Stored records
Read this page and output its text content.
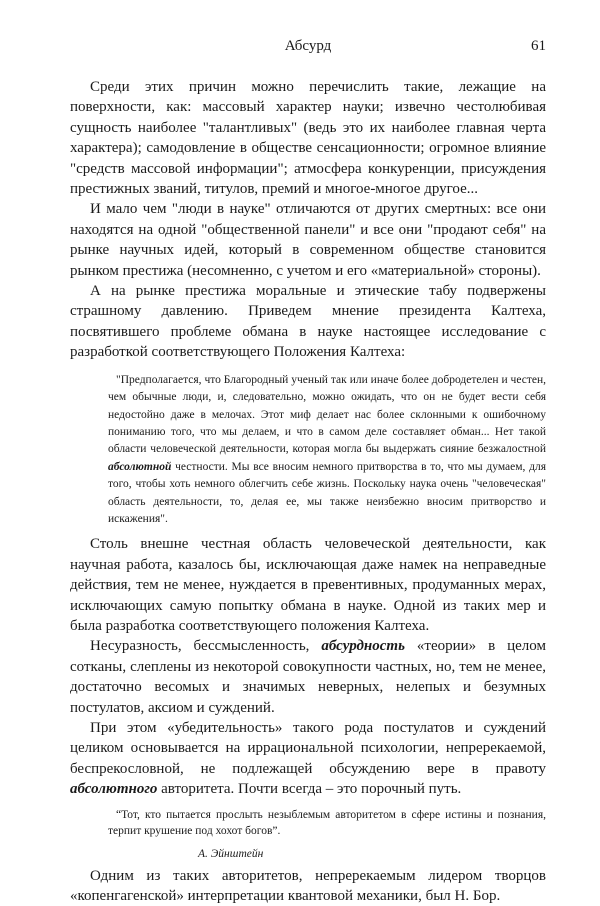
Абсурд	61

Среди этих причин можно перечислить такие, лежащие на поверхности, как: массовый характер науки; извечно честолюбивая сущность наиболее "талантливых" (ведь это их наиболее главная черта характера); самодовление в обществе сенсационности; огромное влияние "средств массовой информации"; атмосфера конкуренции, присуждения престижных званий, титулов, премий и многое-многое другое...

И мало чем "люди в науке" отличаются от других смертных: все они находятся на одной "общественной панели" и все они "продают себя" на рынке научных идей, который в современном обществе становится рынком престижа (несомненно, с учетом и его «материальной» стороны).

А на рынке престижа моральные и этические табу подвержены страшному давлению. Приведем мнение президента Калтеха, посвятившего проблеме обмана в науке настоящее исследование с разработкой соответствующего Положения Калтеха:

"Предполагается, что Благородный ученый так или иначе более добродетелен и честен, чем обычные люди, и, следовательно, можно ожидать, что он не будет вести себя недостойно даже в мелочах. Этот миф делает нас более склонными к ошибочному пониманию того, что мы делаем, и что в самом деле составляет обман... Нет такой области человеческой деятельности, которая могла бы выдержать сияние безжалостной абсолютной честности. Мы все вносим немного притворства в то, что мы думаем, для того, чтобы хоть немного облегчить себе жизнь. Поскольку наука очень "человеческая" область деятельности, то, делая ее, мы также неизбежно вносим притворство и искажения".

Столь внешне честная область человеческой деятельности, как научная работа, казалось бы, исключающая даже намек на неправедные действия, тем не менее, нуждается в превентивных, продуманных мерах, исключающих самую попытку обмана в науке. Одной из таких мер и была разработка соответствующего положения Калтеха.

Несуразность, бессмысленность, абсурдность «теории» в целом сотканы, слеплены из некоторой совокупности частных, но, тем не менее, достаточно весомых и значимых неверных, нелепых и безумных постулатов, аксиом и суждений.

При этом «убедительность» такого рода постулатов и суждений целиком основывается на иррациональной психологии, непререкаемой, беспрекословной, не подлежащей обсуждению вере в правоту абсолютного авторитета. Почти всегда – это порочный путь.

“Тот, кто пытается прослыть незыблемым авторитетом в сфере истины и познания, терпит крушение под хохот богов”.

А. Эйнштейн

Одним из таких авторитетов, непререкаемым лидером творцов «копенгагенской» интерпретации квантовой механики, был Н. Бор.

- _Stated exercise_
Each line that holds the word "соответствующего" should be extracted from the records.

- _Correct result_
А на рынке престижа моральные и этические табу подвержены страшному давлению. Приведем мнение президента Калтеха, посвятившего проблеме обмана в науке настоящее исследование с разработкой соответствующего Положения Калтеха:
Столь внешне честная область человеческой деятельности, как научная работа, казалось бы, исключающая даже намек на неправедные действия, тем не менее, нуждается в превентивных, продуманных мерах, исключающих самую попытку обмана в науке. Одной из таких мер и была разработка соответствующего положения Калтеха.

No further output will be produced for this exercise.